[AIM OF THE EXERCISE]:
Locate all lines in the data below that hold "также" and show them.

[Records excerpted from a collection]
-- start --

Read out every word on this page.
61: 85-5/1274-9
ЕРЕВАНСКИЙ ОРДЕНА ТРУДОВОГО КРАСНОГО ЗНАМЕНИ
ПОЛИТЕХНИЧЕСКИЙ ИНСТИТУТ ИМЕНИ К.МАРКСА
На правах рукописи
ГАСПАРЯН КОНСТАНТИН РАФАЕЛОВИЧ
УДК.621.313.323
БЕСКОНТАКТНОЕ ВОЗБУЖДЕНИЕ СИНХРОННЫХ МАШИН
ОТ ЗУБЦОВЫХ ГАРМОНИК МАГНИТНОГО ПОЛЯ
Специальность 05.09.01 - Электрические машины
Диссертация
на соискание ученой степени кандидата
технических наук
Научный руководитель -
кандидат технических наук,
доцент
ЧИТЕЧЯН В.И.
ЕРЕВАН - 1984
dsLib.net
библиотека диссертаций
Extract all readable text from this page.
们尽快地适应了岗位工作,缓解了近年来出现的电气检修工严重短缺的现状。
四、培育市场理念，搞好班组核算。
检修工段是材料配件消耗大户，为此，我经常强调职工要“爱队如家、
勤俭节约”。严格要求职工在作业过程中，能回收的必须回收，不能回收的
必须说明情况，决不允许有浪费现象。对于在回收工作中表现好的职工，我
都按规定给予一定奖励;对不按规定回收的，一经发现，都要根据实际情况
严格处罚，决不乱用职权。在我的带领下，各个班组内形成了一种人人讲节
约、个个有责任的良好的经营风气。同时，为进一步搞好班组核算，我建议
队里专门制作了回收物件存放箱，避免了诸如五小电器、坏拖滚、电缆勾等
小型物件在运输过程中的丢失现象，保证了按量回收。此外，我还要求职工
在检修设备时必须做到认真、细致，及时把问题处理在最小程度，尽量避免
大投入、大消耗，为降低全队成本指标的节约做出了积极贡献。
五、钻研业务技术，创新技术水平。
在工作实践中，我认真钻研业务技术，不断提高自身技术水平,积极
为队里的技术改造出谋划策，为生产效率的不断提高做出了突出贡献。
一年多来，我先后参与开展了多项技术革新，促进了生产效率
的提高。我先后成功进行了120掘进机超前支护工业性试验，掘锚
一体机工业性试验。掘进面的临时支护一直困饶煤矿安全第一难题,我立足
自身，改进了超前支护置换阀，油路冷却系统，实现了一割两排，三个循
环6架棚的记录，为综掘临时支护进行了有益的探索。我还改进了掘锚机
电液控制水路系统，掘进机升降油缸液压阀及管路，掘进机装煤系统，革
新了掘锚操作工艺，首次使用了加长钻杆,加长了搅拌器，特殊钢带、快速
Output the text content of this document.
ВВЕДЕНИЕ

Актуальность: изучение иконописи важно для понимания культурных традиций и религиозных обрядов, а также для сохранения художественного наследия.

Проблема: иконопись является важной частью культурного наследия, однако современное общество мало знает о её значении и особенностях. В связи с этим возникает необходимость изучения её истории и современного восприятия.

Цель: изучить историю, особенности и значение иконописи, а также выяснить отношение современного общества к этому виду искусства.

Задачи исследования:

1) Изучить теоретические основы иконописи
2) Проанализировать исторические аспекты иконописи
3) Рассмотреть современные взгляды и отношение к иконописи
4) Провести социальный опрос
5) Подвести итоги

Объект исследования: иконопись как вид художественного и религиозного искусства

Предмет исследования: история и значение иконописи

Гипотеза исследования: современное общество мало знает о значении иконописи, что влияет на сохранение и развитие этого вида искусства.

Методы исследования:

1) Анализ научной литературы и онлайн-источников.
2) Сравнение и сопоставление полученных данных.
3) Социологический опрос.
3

-- end --

[RESULT FOR THIS TASK]:
Актуальность: изучение иконописи важно для понимания культурных традиций и религиозных обрядов, а также для сохранения художественного наследия.
Цель: изучить историю, особенности и значение иконописи, а также выяснить отношение современного общества к этому виду искусства.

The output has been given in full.